From the listing below, extract each entry exactly as written, minus the images.

►

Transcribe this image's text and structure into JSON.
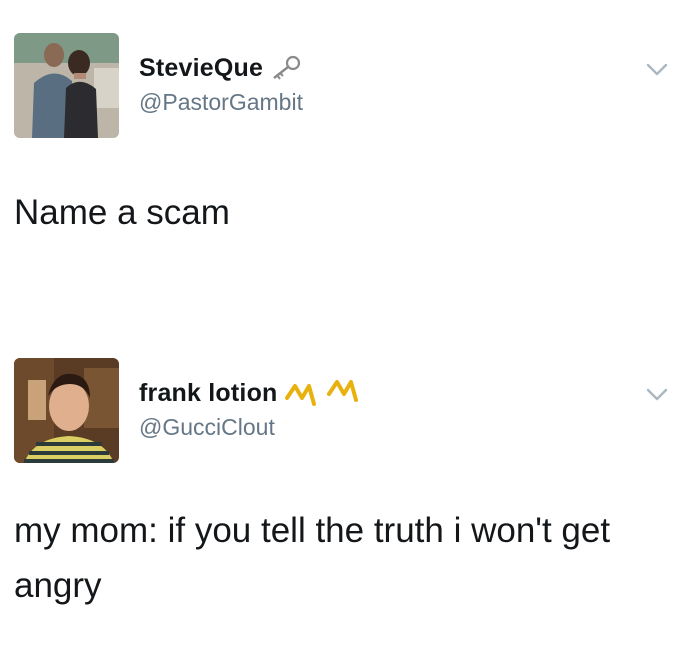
{
  "tweets": [
    {
      "display_name": "StevieQue",
      "handle": "@PastorGambit",
      "name_emoji": "key-icon",
      "text": "Name a scam"
    },
    {
      "display_name": "frank lotion",
      "handle": "@GucciClout",
      "name_emoji": "gold-crown-icons",
      "text": "my mom: if you tell the truth i won't get angry"
    }
  ],
  "colors": {
    "text": "#14171a",
    "handle": "#657786",
    "chevron": "#aab8c2",
    "emoji_gold": "#e8b10d"
  }
}
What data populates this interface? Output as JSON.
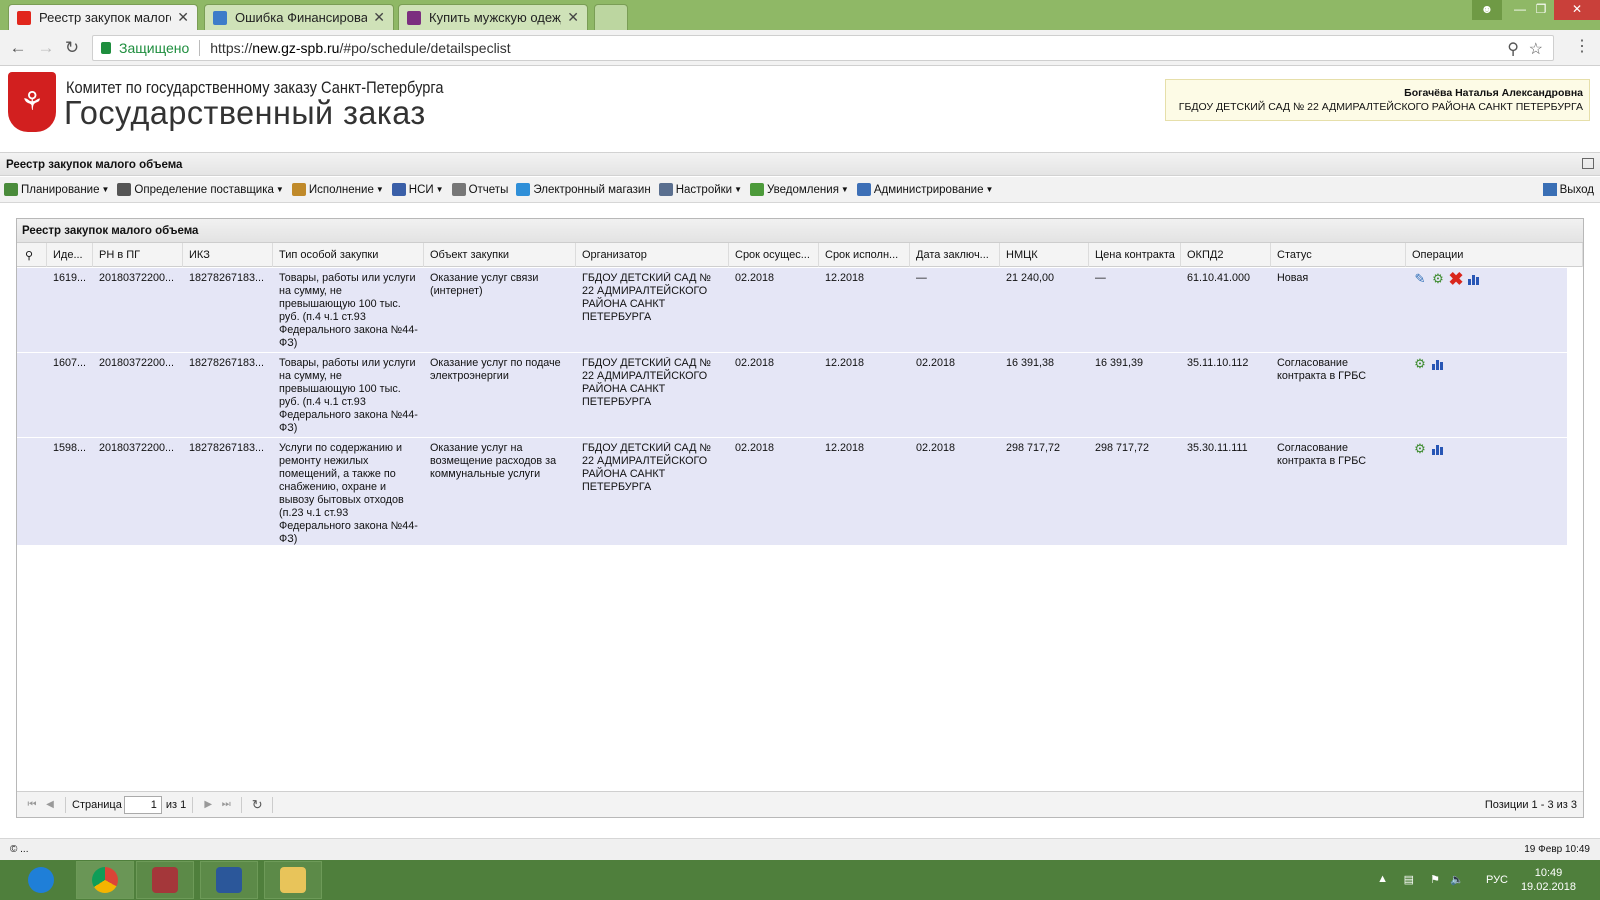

◄

_Completed task_
Transcribe this image's text and structure into JSON.
{
  "tweets": [
    {
      "display_name": "StevieQue",
      "handle": "@PastorGambit",
      "name_emoji": "key-icon",
      "text": "Name a scam"
    },
    {
      "display_name": "frank lotion",
      "handle": "@GucciClout",
      "name_emoji": "gold-crown-icons",
      "text": "my mom: if you tell the truth i won't get angry"
    }
  ],
  "colors": {
    "text": "#14171a",
    "handle": "#657786",
    "chevron": "#aab8c2",
    "emoji_gold": "#e8b10d"
  }
}
What data populates this interface? Output as JSON.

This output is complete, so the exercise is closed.